> **Direction**: Exactly reproduce each record listed below.
★ ★ ★ ★ ★
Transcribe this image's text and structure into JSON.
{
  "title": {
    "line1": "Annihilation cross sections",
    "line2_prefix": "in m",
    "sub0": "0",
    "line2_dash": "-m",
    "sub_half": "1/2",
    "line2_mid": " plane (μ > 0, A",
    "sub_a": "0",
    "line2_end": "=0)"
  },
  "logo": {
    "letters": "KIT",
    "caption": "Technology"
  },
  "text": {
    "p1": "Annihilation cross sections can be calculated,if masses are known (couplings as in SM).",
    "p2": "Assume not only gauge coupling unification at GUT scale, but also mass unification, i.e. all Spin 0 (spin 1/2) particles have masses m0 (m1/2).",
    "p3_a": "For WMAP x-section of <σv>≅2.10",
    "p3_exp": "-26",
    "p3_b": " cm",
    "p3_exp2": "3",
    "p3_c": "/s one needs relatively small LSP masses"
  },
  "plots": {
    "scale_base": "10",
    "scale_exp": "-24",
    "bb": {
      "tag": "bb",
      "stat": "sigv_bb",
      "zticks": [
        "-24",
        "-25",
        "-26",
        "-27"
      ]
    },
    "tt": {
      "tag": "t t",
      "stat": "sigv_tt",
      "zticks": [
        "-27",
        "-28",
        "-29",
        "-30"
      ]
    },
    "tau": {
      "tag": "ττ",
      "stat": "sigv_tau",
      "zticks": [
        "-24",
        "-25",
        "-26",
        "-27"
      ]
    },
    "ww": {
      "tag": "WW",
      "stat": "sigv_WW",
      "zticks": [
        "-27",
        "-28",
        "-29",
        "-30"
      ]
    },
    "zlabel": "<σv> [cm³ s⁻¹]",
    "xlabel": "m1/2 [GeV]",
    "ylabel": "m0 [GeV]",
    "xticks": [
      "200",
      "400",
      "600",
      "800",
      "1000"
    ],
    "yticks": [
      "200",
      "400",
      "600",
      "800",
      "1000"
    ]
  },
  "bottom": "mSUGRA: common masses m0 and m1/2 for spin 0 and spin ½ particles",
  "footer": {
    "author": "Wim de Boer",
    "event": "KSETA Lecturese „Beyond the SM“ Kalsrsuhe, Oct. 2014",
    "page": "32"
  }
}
★ ★ ★ ★ ★
> **Correct output**:
Transcribe this image's text and structure into JSON.
{
  "title": {
    "line1": "Annihilation cross sections",
    "line2_prefix": "in m",
    "sub0": "0",
    "line2_dash": "-m",
    "sub_half": "1/2",
    "line2_mid": " plane (μ > 0, A",
    "sub_a": "0",
    "line2_end": "=0)"
  },
  "logo": {
    "letters": "KIT",
    "caption": "Technology"
  },
  "text": {
    "p1": "Annihilation cross sections can be calculated,if masses are known (couplings as in SM).",
    "p2": "Assume not only gauge coupling unification at GUT scale, but also mass unification, i.e. all Spin 0 (spin 1/2) particles have masses m0 (m1/2).",
    "p3_a": "For WMAP x-section of <σv>≅2.10",
    "p3_exp": "-26",
    "p3_b": " cm",
    "p3_exp2": "3",
    "p3_c": "/s one needs relatively small LSP masses"
  },
  "plots": {
    "scale_base": "10",
    "scale_exp": "-24",
    "bb": {
      "tag": "bb",
      "stat": "sigv_bb",
      "zticks": [
        "-24",
        "-25",
        "-26",
        "-27"
      ]
    },
    "tt": {
      "tag": "t t",
      "stat": "sigv_tt",
      "zticks": [
        "-27",
        "-28",
        "-29",
        "-30"
      ]
    },
    "tau": {
      "tag": "ττ",
      "stat": "sigv_tau",
      "zticks": [
        "-24",
        "-25",
        "-26",
        "-27"
      ]
    },
    "ww": {
      "tag": "WW",
      "stat": "sigv_WW",
      "zticks": [
        "-27",
        "-28",
        "-29",
        "-30"
      ]
    },
    "zlabel": "<σv> [cm³ s⁻¹]",
    "xlabel": "m1/2 [GeV]",
    "ylabel": "m0 [GeV]",
    "xticks": [
      "200",
      "400",
      "600",
      "800",
      "1000"
    ],
    "yticks": [
      "200",
      "400",
      "600",
      "800",
      "1000"
    ]
  },
  "bottom": "mSUGRA: common masses m0 and m1/2 for spin 0 and spin ½ particles",
  "footer": {
    "author": "Wim de Boer",
    "event": "KSETA Lecturese „Beyond the SM“ Kalsrsuhe, Oct. 2014",
    "page": "32"
  }
}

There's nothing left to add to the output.